▼▼▼

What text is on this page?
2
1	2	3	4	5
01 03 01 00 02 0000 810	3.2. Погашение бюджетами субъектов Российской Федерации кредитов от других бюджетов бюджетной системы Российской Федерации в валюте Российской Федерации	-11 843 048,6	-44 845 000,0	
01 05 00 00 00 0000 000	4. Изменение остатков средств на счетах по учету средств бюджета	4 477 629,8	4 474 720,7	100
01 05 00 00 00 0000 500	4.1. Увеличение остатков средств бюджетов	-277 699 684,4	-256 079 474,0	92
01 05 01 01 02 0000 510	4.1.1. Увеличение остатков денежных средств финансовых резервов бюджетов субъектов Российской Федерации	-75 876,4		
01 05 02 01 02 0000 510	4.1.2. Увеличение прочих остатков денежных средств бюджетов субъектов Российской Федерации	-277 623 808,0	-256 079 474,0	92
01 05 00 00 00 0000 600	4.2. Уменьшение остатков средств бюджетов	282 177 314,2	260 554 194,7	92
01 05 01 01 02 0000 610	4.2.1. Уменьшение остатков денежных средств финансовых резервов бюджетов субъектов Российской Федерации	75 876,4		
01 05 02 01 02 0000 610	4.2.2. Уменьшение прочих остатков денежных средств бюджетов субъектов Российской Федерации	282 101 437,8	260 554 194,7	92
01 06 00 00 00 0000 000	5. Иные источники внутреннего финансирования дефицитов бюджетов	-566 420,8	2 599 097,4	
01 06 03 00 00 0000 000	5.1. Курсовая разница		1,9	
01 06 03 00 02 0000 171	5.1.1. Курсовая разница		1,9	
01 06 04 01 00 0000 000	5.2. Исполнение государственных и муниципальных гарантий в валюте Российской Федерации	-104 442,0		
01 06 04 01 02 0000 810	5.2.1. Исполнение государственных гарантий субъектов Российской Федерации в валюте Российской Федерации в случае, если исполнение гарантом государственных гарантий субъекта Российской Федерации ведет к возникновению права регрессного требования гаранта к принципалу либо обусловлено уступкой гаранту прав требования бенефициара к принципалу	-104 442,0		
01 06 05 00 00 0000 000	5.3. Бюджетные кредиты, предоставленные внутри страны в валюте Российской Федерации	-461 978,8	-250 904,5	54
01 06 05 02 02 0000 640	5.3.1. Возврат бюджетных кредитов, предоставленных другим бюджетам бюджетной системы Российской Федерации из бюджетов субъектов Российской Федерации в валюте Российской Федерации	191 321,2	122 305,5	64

▲▲▲

Task objective
Could you transcribe the records in full, exactly?

Response below
What text is on this page?
2
1	2	3	4	5
01 03 01 00 02 0000 810	3.2. Погашение бюджетами субъектов Российской Федерации кредитов от других бюджетов бюджетной системы Российской Федерации в валюте Российской Федерации	-11 843 048,6	-44 845 000,0	
01 05 00 00 00 0000 000	4. Изменение остатков средств на счетах по учету средств бюджета	4 477 629,8	4 474 720,7	100
01 05 00 00 00 0000 500	4.1. Увеличение остатков средств бюджетов	-277 699 684,4	-256 079 474,0	92
01 05 01 01 02 0000 510	4.1.1. Увеличение остатков денежных средств финансовых резервов бюджетов субъектов Российской Федерации	-75 876,4		
01 05 02 01 02 0000 510	4.1.2. Увеличение прочих остатков денежных средств бюджетов субъектов Российской Федерации	-277 623 808,0	-256 079 474,0	92
01 05 00 00 00 0000 600	4.2. Уменьшение остатков средств бюджетов	282 177 314,2	260 554 194,7	92
01 05 01 01 02 0000 610	4.2.1. Уменьшение остатков денежных средств финансовых резервов бюджетов субъектов Российской Федерации	75 876,4		
01 05 02 01 02 0000 610	4.2.2. Уменьшение прочих остатков денежных средств бюджетов субъектов Российской Федерации	282 101 437,8	260 554 194,7	92
01 06 00 00 00 0000 000	5. Иные источники внутреннего финансирования дефицитов бюджетов	-566 420,8	2 599 097,4	
01 06 03 00 00 0000 000	5.1. Курсовая разница		1,9	
01 06 03 00 02 0000 171	5.1.1. Курсовая разница		1,9	
01 06 04 01 00 0000 000	5.2. Исполнение государственных и муниципальных гарантий в валюте Российской Федерации	-104 442,0		
01 06 04 01 02 0000 810	5.2.1. Исполнение государственных гарантий субъектов Российской Федерации в валюте Российской Федерации в случае, если исполнение гарантом государственных гарантий субъекта Российской Федерации ведет к возникновению права регрессного требования гаранта к принципалу либо обусловлено уступкой гаранту прав требования бенефициара к принципалу	-104 442,0		
01 06 05 00 00 0000 000	5.3. Бюджетные кредиты, предоставленные внутри страны в валюте Российской Федерации	-461 978,8	-250 904,5	54
01 06 05 02 02 0000 640	5.3.1. Возврат бюджетных кредитов, предоставленных другим бюджетам бюджетной системы Российской Федерации из бюджетов субъектов Российской Федерации в валюте Российской Федерации	191 321,2	122 305,5	64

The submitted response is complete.